» **YOUR TASK**
Copy out all the records exactly.

>> Start

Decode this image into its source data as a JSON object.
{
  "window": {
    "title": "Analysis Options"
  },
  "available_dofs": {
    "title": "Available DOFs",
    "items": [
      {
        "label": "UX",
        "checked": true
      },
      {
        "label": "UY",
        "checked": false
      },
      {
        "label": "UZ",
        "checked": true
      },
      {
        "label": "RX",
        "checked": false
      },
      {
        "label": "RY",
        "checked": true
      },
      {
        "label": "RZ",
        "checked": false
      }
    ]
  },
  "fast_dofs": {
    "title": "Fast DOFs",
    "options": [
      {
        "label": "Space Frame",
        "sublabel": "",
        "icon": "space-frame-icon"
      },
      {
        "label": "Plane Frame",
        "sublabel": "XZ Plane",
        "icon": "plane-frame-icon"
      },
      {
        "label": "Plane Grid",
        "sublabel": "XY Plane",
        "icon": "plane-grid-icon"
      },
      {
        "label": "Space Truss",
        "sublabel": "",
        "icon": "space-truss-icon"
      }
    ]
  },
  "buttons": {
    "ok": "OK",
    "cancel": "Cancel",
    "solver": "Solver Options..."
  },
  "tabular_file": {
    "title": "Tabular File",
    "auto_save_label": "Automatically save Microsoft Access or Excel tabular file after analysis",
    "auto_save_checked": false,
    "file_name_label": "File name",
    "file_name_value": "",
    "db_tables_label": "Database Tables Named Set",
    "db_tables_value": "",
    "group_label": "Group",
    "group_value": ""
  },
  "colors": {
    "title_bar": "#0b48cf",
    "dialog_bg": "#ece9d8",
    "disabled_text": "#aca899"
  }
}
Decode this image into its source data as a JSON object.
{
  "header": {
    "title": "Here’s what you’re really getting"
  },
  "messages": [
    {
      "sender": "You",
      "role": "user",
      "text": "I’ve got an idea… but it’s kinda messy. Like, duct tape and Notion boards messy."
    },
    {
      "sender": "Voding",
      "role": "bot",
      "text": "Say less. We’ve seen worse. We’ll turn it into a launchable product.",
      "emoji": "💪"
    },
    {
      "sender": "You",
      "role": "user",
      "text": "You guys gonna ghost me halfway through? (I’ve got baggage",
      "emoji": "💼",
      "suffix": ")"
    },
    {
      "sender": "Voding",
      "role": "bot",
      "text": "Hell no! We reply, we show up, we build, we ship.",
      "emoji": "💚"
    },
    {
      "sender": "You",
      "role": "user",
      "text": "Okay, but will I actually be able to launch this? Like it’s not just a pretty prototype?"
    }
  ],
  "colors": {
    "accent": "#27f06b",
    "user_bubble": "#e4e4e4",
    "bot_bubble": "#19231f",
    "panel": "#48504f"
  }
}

>> End

» **WRITTEN REPLY**
Decode this image into its source data as a JSON object.
{
  "window": {
    "title": "Analysis Options"
  },
  "available_dofs": {
    "title": "Available DOFs",
    "items": [
      {
        "label": "UX",
        "checked": true
      },
      {
        "label": "UY",
        "checked": false
      },
      {
        "label": "UZ",
        "checked": true
      },
      {
        "label": "RX",
        "checked": false
      },
      {
        "label": "RY",
        "checked": true
      },
      {
        "label": "RZ",
        "checked": false
      }
    ]
  },
  "fast_dofs": {
    "title": "Fast DOFs",
    "options": [
      {
        "label": "Space Frame",
        "sublabel": "",
        "icon": "space-frame-icon"
      },
      {
        "label": "Plane Frame",
        "sublabel": "XZ Plane",
        "icon": "plane-frame-icon"
      },
      {
        "label": "Plane Grid",
        "sublabel": "XY Plane",
        "icon": "plane-grid-icon"
      },
      {
        "label": "Space Truss",
        "sublabel": "",
        "icon": "space-truss-icon"
      }
    ]
  },
  "buttons": {
    "ok": "OK",
    "cancel": "Cancel",
    "solver": "Solver Options..."
  },
  "tabular_file": {
    "title": "Tabular File",
    "auto_save_label": "Automatically save Microsoft Access or Excel tabular file after analysis",
    "auto_save_checked": false,
    "file_name_label": "File name",
    "file_name_value": "",
    "db_tables_label": "Database Tables Named Set",
    "db_tables_value": "",
    "group_label": "Group",
    "group_value": ""
  },
  "colors": {
    "title_bar": "#0b48cf",
    "dialog_bg": "#ece9d8",
    "disabled_text": "#aca899"
  }
}
Decode this image into its source data as a JSON object.
{
  "header": {
    "title": "Here’s what you’re really getting"
  },
  "messages": [
    {
      "sender": "You",
      "role": "user",
      "text": "I’ve got an idea… but it’s kinda messy. Like, duct tape and Notion boards messy."
    },
    {
      "sender": "Voding",
      "role": "bot",
      "text": "Say less. We’ve seen worse. We’ll turn it into a launchable product.",
      "emoji": "💪"
    },
    {
      "sender": "You",
      "role": "user",
      "text": "You guys gonna ghost me halfway through? (I’ve got baggage",
      "emoji": "💼",
      "suffix": ")"
    },
    {
      "sender": "Voding",
      "role": "bot",
      "text": "Hell no! We reply, we show up, we build, we ship.",
      "emoji": "💚"
    },
    {
      "sender": "You",
      "role": "user",
      "text": "Okay, but will I actually be able to launch this? Like it’s not just a pretty prototype?"
    }
  ],
  "colors": {
    "accent": "#27f06b",
    "user_bubble": "#e4e4e4",
    "bot_bubble": "#19231f",
    "panel": "#48504f"
  }
}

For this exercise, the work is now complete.